Lundi 22 octobre 2012

Des photos rares d’un ghetto en Pologne, sous l’objectif du photographe de Hitler

Pourquoi Hugo Jaeger, célèbre photographe allemand dans les années 30, nazi de la première heure et l’un des rares photographes admis dans le cercle restreint des intimes d’Hitler pour immortaliser le Führer, a-t-il réalisé ces photos exceptionnelles de juifs du ghetto polonais de Kutno ?

Exceptionnelles, ces photos le sont à plus d’un titre. D’abord en raison de la personnalité du photographe, familier d’Hitler, envoyé en Pologne sous l’uniforme comme correspondant de guerre pour fixer des images de propagande telles qu’on en a vu des centaines. Ensuite parce que Jaeger est l’un des rares photographes allemand à utiliser alors la nouvelle technologie des films couleurs produits par Kodak, ainsi qu’un procédé permettant de visionner ces photos en 3D.

Ces clichés, une vingtaine, ont été pris entre la fin de l’année 1939 et 1940, dans le ghetto de Kutno, une ville se trouvant à une centaine de kilomètres de Varsovie, peu après l’invasion de la Pologne par les nazis. Le ghetto, qui comptait 8000 juifs, sera liquidé en 1942 et ses rares survivants déportés dans les camps d’extermination.

* **Consigne**: Relevez tous les noms de pays et de villes cités dans le texte sur les photos de Hugo Jaeger.

* **Données fournies**:

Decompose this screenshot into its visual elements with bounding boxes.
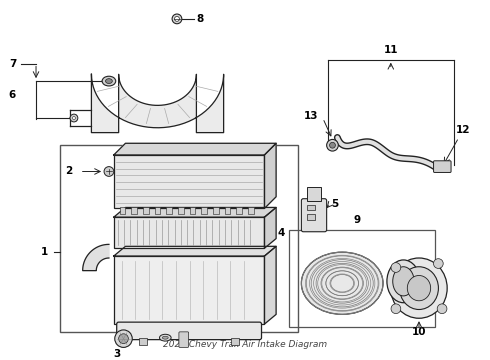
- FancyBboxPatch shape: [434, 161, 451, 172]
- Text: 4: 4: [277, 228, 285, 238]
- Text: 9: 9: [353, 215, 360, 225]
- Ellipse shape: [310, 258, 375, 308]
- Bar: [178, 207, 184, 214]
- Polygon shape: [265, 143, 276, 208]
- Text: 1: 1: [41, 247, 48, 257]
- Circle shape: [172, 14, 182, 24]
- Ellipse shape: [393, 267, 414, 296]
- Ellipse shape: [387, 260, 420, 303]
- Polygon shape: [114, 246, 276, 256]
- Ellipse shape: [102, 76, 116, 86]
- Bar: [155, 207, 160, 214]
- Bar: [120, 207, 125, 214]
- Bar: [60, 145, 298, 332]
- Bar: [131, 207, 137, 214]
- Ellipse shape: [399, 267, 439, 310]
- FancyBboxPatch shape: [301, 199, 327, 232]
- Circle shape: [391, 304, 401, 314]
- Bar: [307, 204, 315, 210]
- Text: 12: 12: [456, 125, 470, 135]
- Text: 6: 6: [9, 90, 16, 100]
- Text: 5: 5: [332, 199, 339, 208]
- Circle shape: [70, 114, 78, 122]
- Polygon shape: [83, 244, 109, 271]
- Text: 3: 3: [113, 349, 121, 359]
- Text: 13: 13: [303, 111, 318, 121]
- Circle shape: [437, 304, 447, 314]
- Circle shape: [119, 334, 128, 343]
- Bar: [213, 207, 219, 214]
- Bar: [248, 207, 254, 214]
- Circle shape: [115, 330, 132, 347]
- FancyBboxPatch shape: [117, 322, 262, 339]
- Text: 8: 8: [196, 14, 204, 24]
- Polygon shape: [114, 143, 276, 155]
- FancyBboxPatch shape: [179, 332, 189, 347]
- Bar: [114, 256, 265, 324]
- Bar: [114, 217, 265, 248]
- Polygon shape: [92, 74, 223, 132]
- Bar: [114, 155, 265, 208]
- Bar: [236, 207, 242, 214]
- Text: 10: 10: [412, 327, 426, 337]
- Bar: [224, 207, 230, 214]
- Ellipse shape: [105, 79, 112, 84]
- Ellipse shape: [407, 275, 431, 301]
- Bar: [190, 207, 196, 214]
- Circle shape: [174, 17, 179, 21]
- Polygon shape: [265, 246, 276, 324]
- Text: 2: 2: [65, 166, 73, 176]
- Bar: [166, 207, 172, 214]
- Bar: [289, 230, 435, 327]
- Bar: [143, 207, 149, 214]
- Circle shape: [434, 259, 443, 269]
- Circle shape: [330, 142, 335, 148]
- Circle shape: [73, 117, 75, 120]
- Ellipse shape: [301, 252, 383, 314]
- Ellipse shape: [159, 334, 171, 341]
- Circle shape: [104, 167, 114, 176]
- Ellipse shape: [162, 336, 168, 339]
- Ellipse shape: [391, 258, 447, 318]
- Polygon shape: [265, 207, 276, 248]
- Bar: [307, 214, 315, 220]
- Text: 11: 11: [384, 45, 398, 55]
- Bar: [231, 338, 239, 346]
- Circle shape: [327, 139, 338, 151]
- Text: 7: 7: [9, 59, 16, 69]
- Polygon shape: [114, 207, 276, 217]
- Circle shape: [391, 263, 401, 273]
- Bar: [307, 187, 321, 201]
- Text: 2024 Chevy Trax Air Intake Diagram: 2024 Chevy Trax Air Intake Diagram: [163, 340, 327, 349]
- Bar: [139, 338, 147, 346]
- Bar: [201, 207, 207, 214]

---

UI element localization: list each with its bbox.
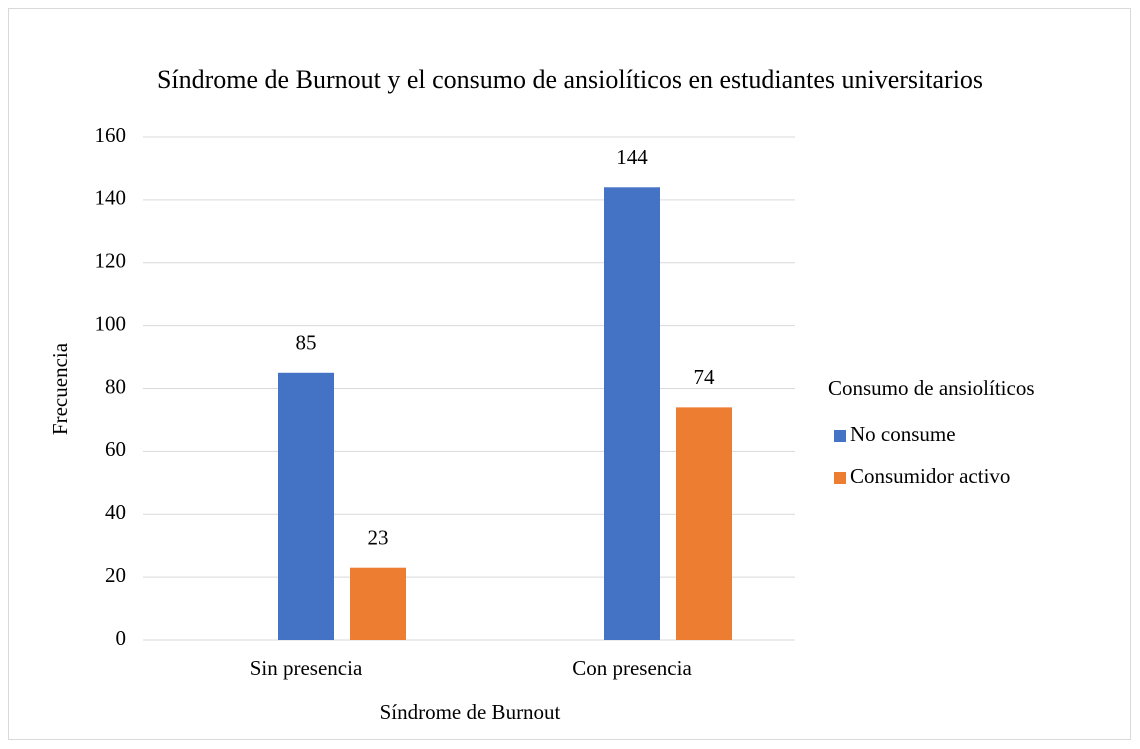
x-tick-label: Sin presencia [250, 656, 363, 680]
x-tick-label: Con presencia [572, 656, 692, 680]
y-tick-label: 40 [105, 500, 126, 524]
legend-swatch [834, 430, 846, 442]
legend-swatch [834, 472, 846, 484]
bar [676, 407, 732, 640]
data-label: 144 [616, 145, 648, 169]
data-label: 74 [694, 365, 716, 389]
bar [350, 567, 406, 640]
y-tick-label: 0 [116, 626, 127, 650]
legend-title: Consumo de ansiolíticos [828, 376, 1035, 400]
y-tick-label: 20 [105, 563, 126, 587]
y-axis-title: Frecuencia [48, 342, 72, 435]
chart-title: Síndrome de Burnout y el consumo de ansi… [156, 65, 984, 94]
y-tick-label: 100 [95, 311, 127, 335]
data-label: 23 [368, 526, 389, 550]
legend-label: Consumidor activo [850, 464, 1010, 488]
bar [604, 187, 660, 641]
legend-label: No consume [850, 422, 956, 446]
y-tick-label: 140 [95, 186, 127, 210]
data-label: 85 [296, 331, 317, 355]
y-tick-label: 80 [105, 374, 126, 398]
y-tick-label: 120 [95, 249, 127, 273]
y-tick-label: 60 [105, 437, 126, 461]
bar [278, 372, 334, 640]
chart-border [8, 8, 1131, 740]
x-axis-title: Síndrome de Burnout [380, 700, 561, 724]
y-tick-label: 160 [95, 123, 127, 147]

* **Corrigé**: Pologne, Kutno, Varsovie